--- START TASK MATERIAL ---
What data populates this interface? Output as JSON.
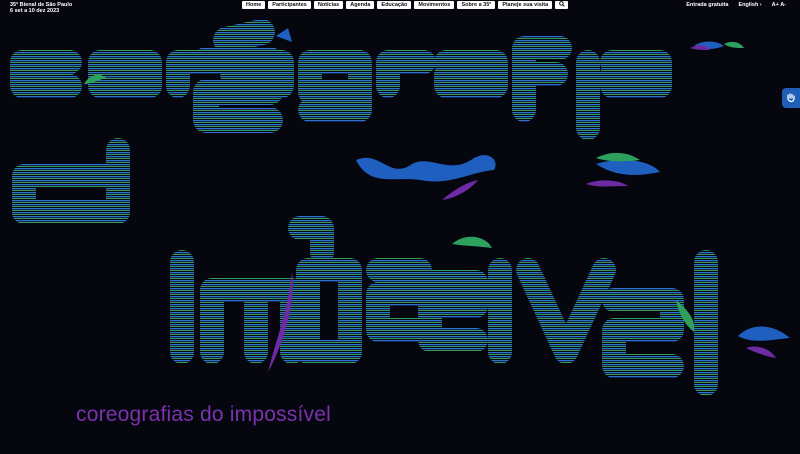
{
  "brand": {
    "line1": "35ª Bienal de São Paulo",
    "line2": "6 set a 10 dez 2023"
  },
  "nav": {
    "items": [
      "Home",
      "Participantes",
      "Notícias",
      "Agenda",
      "Educação",
      "Movimentos",
      "Sobre a 35ª",
      "Planeje sua visita"
    ],
    "search_icon": "search-icon"
  },
  "right": {
    "free_entry": "Entrada gratuita",
    "language": "English ›",
    "font_increase": "A+",
    "font_decrease": "A-"
  },
  "accessibility": {
    "icon": "hand-accessibility-icon",
    "color": "#1f5fb8"
  },
  "artwork": {
    "lines": [
      "coreográfias",
      "do",
      "impossível"
    ],
    "line_color_a": "#2f6fd6",
    "line_color_b": "#2f9b5a"
  },
  "subtitle": "coreografias do impossível",
  "colors": {
    "background": "#06060e",
    "subtitle": "#7b32b0",
    "blue_shape": "#1e5fc0",
    "purple_shape": "#6c2aa3",
    "green_shape": "#2ea05e"
  }
}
--- END TASK MATERIAL ---
### [EXERCISE INSTRUCTIONS]
Every record above should be transcribed exactly; the pictures stay out of the copy.

### [OUTPUT BELOW]
What data populates this interface? Output as JSON.
{
  "brand": {
    "line1": "35ª Bienal de São Paulo",
    "line2": "6 set a 10 dez 2023"
  },
  "nav": {
    "items": [
      "Home",
      "Participantes",
      "Notícias",
      "Agenda",
      "Educação",
      "Movimentos",
      "Sobre a 35ª",
      "Planeje sua visita"
    ],
    "search_icon": "search-icon"
  },
  "right": {
    "free_entry": "Entrada gratuita",
    "language": "English ›",
    "font_increase": "A+",
    "font_decrease": "A-"
  },
  "accessibility": {
    "icon": "hand-accessibility-icon",
    "color": "#1f5fb8"
  },
  "artwork": {
    "lines": [
      "coreográfias",
      "do",
      "impossível"
    ],
    "line_color_a": "#2f6fd6",
    "line_color_b": "#2f9b5a"
  },
  "subtitle": "coreografias do impossível",
  "colors": {
    "background": "#06060e",
    "subtitle": "#7b32b0",
    "blue_shape": "#1e5fc0",
    "purple_shape": "#6c2aa3",
    "green_shape": "#2ea05e"
  }
}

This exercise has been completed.